▶ **Given problem**
Give only the number of lines below that contain the word "JSON".

### The input ###

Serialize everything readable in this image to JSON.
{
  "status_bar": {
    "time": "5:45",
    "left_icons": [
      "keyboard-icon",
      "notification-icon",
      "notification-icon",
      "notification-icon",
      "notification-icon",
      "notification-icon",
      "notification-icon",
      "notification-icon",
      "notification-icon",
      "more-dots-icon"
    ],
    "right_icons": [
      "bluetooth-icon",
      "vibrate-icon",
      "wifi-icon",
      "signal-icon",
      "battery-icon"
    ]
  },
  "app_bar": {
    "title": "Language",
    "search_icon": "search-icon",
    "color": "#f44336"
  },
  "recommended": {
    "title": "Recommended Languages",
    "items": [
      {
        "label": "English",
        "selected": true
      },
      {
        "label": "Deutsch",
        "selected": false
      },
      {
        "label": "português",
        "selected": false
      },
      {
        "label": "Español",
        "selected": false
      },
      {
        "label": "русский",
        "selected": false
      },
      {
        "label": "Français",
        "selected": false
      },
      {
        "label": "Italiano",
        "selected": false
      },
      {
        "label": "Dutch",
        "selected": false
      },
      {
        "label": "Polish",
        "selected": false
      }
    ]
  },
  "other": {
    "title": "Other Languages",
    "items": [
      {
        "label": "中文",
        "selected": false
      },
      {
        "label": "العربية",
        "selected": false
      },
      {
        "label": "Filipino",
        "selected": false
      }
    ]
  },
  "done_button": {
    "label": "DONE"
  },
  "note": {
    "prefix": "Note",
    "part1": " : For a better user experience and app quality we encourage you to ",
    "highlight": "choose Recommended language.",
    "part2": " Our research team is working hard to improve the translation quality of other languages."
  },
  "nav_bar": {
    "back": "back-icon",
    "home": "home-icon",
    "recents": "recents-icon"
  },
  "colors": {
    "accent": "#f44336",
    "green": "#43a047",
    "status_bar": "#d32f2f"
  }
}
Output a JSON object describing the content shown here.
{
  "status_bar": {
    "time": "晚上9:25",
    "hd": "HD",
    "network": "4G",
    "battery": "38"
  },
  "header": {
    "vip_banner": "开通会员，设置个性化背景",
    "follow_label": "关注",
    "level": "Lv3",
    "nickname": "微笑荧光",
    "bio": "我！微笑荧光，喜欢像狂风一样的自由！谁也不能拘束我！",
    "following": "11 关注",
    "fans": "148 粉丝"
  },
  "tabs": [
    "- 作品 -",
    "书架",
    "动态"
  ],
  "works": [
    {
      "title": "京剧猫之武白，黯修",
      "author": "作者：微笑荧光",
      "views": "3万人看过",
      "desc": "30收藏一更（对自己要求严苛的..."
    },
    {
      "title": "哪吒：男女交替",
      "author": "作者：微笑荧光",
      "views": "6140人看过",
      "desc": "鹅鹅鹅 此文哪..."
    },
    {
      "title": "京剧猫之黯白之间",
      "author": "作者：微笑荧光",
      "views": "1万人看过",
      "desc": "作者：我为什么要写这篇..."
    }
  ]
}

###

▶ **Result for this task**
2